>> BEGIN RECORDS FOR THE EXERCISE
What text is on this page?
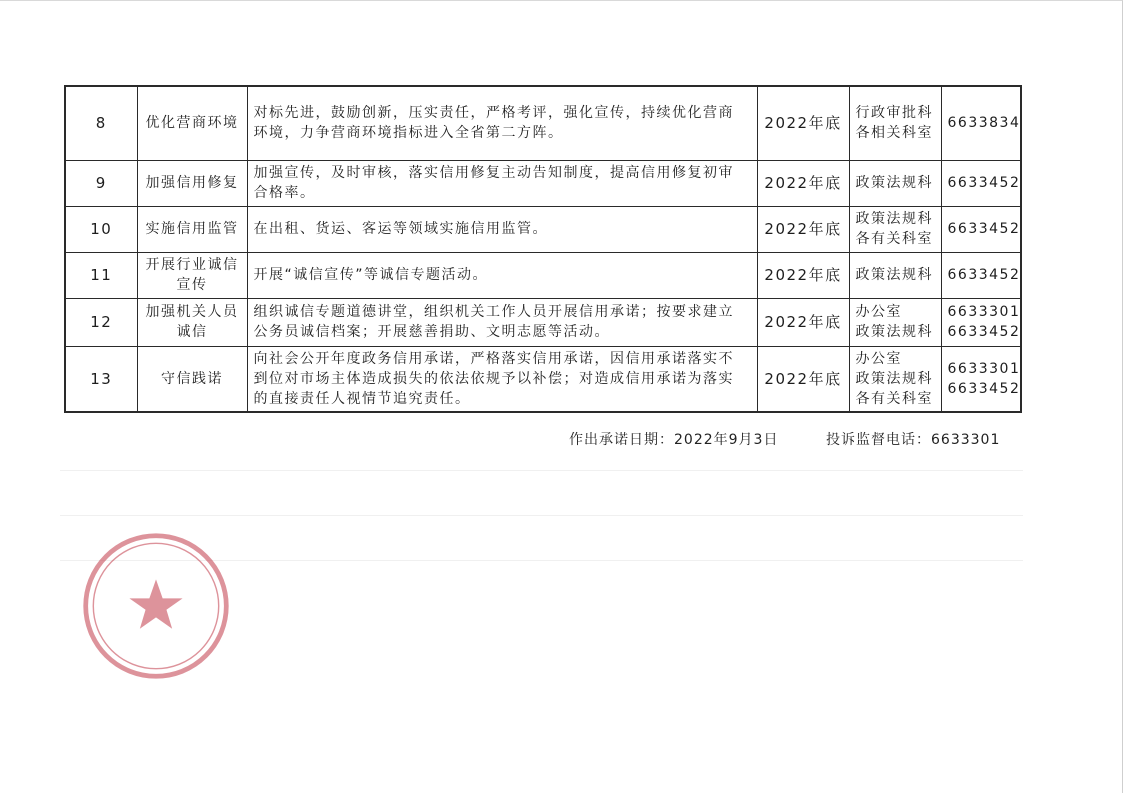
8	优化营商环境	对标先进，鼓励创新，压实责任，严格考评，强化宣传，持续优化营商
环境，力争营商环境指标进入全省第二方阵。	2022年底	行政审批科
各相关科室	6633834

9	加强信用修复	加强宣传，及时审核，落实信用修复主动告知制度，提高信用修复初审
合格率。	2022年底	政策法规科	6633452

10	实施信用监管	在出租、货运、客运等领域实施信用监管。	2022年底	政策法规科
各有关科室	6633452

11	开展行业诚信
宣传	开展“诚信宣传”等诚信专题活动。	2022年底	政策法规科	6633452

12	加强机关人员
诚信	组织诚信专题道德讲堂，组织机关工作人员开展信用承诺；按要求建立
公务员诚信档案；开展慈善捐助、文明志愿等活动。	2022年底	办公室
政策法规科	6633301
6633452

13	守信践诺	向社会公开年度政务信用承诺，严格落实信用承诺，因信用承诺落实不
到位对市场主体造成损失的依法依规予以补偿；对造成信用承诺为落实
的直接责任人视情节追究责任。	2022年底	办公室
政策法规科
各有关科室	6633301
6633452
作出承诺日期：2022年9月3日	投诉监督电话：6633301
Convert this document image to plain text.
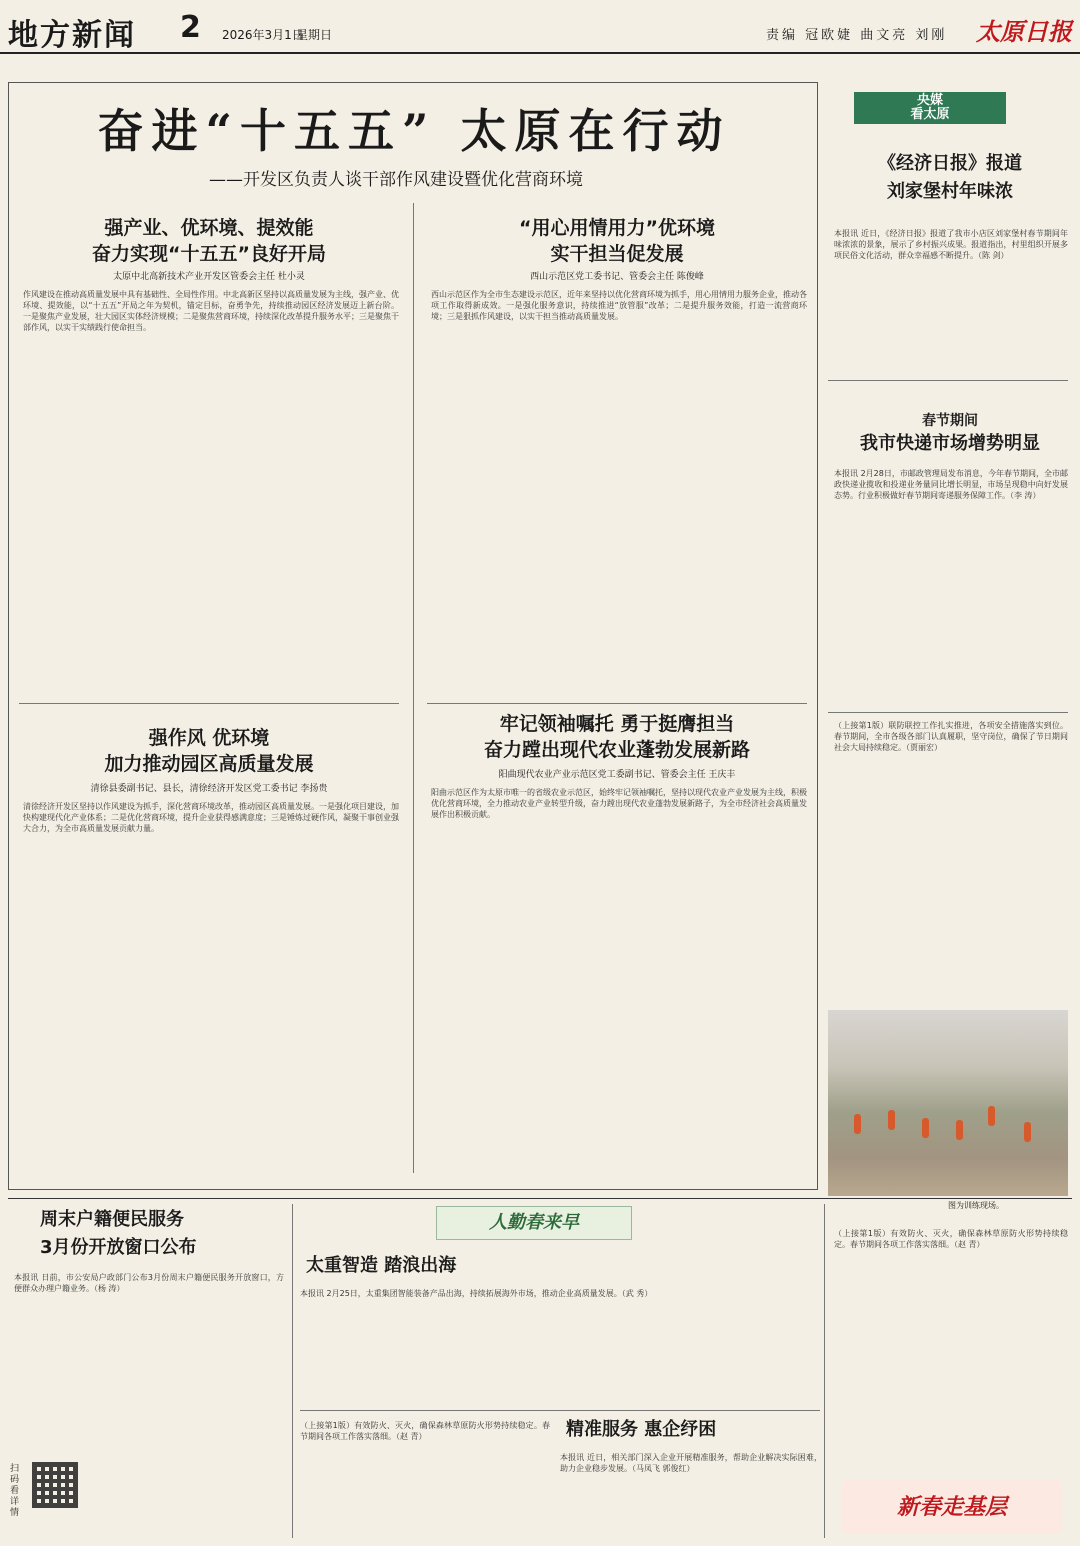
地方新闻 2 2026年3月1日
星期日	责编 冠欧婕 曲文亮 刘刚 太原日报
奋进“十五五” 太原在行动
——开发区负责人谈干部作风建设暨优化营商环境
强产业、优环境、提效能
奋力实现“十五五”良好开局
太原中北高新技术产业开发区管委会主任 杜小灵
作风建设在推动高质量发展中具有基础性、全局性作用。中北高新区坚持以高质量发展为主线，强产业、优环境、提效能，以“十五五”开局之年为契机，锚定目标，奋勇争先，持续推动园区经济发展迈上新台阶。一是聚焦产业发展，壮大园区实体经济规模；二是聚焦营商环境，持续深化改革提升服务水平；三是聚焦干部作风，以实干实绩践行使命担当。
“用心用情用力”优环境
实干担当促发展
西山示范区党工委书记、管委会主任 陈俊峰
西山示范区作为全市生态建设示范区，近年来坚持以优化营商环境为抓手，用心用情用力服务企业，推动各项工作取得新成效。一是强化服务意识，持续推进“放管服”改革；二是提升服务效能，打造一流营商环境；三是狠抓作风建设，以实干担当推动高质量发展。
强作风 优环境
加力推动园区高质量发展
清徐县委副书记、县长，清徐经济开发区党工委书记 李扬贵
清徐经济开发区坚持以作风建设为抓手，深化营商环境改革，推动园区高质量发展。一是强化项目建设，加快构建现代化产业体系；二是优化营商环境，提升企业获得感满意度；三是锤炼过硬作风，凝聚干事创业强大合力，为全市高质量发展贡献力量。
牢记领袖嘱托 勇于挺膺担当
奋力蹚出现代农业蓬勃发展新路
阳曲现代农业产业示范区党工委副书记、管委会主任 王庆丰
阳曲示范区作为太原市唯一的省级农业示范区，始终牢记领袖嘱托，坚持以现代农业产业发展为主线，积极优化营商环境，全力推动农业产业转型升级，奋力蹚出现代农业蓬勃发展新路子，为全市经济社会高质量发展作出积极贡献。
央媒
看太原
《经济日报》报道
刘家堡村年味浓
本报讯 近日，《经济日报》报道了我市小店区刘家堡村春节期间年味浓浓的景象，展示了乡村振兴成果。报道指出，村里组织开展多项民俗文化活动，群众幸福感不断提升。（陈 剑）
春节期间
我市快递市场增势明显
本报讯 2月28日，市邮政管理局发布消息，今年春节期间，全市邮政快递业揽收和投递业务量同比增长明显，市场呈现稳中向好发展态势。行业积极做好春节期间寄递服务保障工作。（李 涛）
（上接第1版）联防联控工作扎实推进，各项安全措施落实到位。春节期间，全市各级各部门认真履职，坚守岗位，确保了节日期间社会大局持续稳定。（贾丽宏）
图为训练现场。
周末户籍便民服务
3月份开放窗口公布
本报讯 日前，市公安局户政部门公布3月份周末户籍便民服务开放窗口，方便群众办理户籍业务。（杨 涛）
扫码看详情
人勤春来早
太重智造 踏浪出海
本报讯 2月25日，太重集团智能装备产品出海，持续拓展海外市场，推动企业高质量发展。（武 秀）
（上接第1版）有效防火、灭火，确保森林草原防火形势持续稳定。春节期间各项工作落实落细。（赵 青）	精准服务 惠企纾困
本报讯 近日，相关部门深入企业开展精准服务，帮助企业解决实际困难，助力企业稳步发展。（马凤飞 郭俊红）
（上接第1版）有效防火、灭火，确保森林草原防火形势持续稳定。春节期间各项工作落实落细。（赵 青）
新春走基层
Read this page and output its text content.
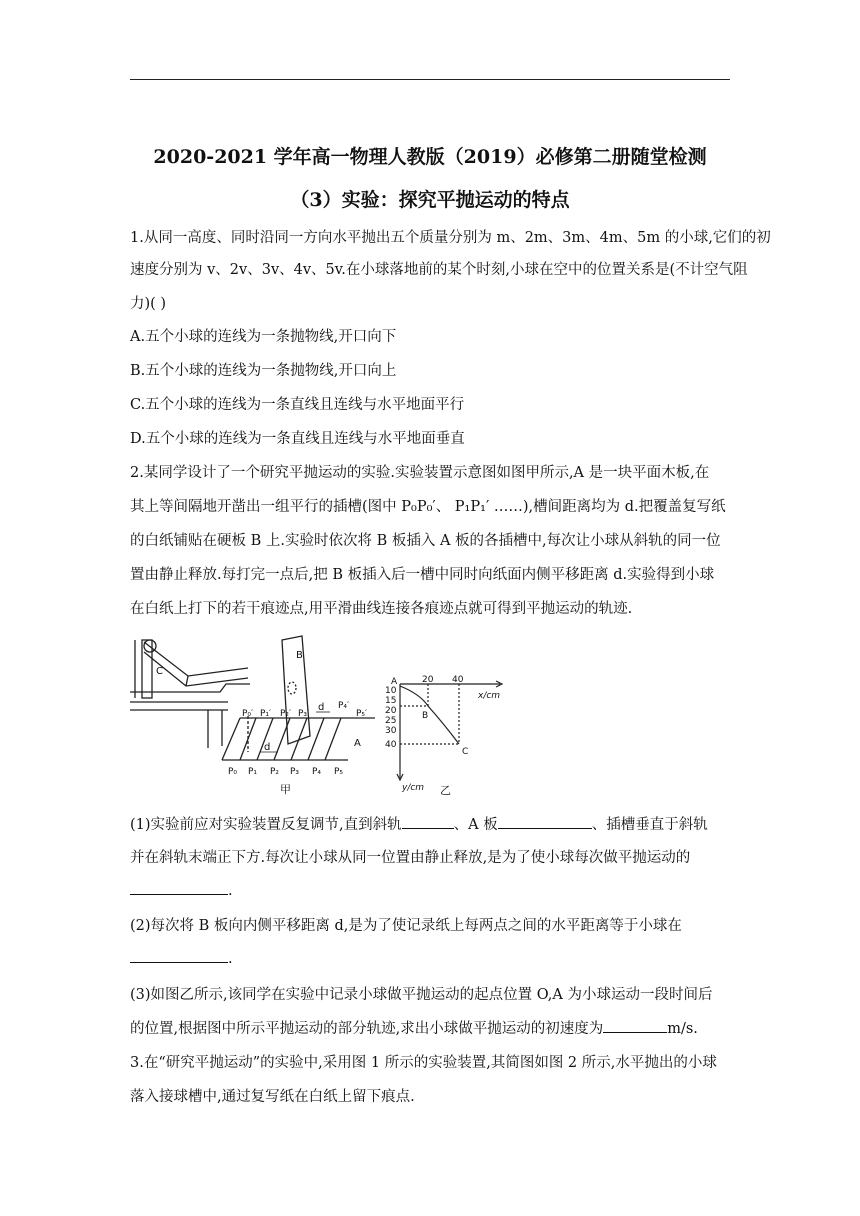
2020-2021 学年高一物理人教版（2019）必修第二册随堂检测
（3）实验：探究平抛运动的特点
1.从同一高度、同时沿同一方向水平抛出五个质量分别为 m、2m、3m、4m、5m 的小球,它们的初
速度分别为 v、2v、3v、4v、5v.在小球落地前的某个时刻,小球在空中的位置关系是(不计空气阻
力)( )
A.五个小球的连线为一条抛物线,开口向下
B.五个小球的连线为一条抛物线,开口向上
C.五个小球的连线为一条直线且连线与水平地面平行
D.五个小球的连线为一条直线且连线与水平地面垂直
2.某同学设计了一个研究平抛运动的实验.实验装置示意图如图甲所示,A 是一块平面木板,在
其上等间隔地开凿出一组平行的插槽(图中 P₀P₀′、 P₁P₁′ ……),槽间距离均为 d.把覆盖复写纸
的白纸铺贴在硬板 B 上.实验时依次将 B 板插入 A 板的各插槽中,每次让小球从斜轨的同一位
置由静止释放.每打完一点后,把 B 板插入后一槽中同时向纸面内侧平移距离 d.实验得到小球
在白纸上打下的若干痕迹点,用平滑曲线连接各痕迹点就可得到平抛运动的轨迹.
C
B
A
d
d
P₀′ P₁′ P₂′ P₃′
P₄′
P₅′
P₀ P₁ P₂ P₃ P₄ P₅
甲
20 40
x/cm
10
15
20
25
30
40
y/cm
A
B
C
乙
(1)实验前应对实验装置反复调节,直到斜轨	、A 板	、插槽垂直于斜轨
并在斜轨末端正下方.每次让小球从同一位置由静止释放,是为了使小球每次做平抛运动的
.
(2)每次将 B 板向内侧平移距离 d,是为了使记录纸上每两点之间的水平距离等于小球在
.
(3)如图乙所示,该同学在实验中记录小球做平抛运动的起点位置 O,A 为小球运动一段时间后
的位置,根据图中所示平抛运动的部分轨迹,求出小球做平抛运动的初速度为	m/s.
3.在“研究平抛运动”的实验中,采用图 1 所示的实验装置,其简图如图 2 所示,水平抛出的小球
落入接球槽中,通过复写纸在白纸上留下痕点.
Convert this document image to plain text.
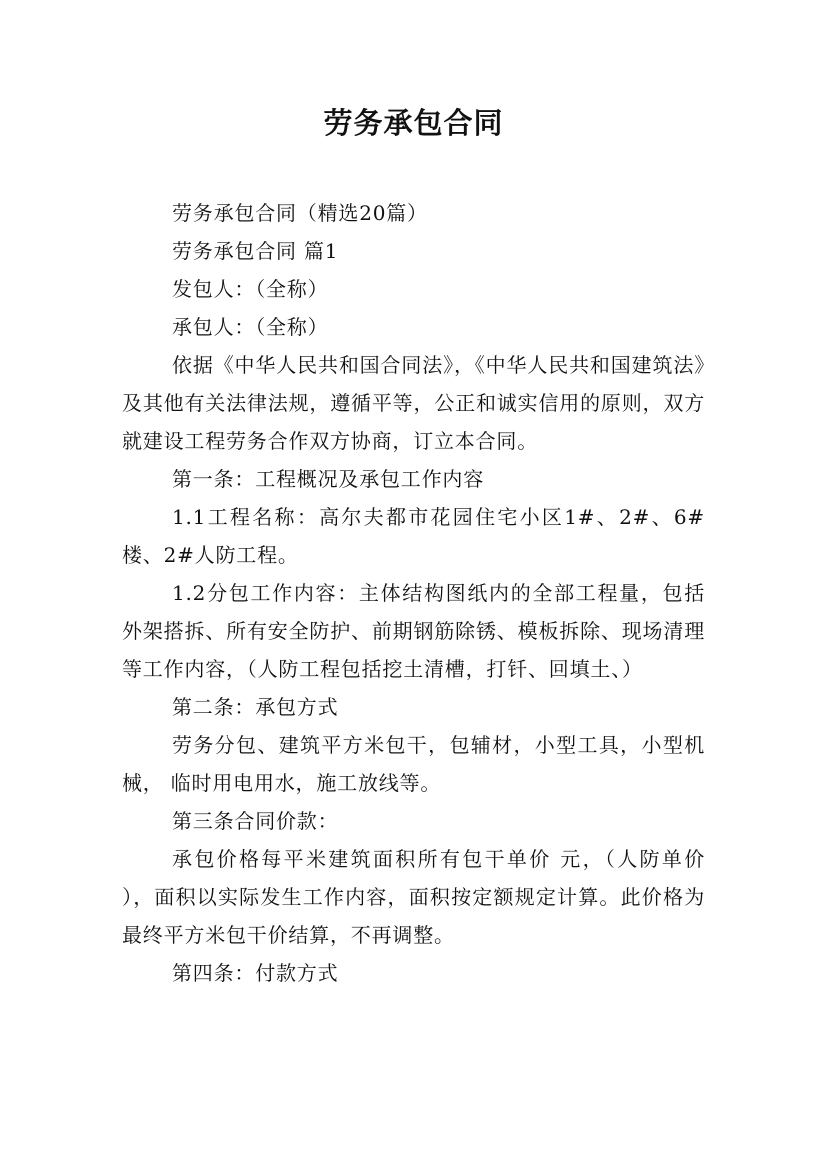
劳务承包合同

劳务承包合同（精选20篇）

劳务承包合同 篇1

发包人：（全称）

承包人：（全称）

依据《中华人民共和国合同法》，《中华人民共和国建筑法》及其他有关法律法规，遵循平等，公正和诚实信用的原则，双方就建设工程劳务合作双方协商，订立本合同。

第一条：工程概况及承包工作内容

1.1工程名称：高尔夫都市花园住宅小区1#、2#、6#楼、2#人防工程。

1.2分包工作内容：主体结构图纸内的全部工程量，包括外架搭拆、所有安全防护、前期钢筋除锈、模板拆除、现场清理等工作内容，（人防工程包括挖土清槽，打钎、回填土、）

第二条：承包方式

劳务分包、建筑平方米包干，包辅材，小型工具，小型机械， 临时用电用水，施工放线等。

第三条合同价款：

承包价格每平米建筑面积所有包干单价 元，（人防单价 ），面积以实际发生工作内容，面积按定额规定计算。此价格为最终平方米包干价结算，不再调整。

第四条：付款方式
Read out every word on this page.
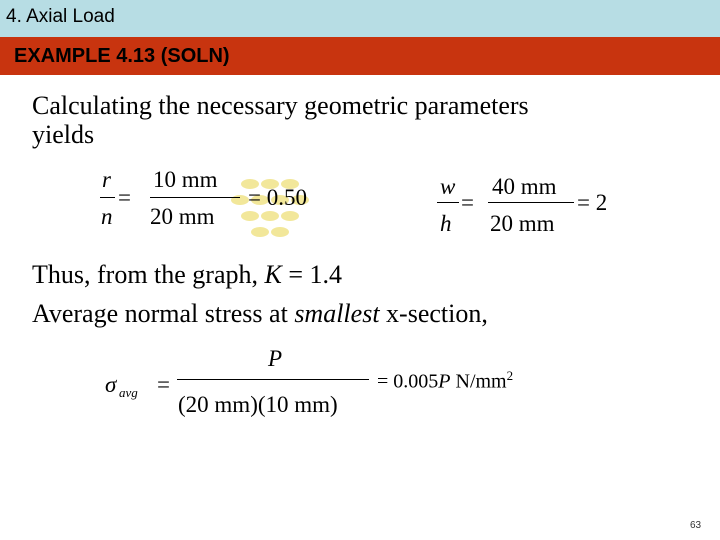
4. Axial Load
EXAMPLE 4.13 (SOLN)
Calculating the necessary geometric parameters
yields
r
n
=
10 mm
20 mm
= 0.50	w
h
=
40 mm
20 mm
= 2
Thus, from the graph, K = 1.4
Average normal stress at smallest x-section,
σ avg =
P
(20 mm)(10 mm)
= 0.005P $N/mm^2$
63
>> END RECORDS FOR THE EXERCISE
§ REQUIRED WORK
Where a line holds "确保森林草原防火形势持续稳定", copy that line.

§ TASK ANSWER
（上接第1版）有效防火、灭火，确保森林草原防火形势持续稳定。春节期间各项工作落实落细。（赵 青）	精准服务 惠企纾困
（上接第1版）有效防火、灭火，确保森林草原防火形势持续稳定。春节期间各项工作落实落细。（赵 青）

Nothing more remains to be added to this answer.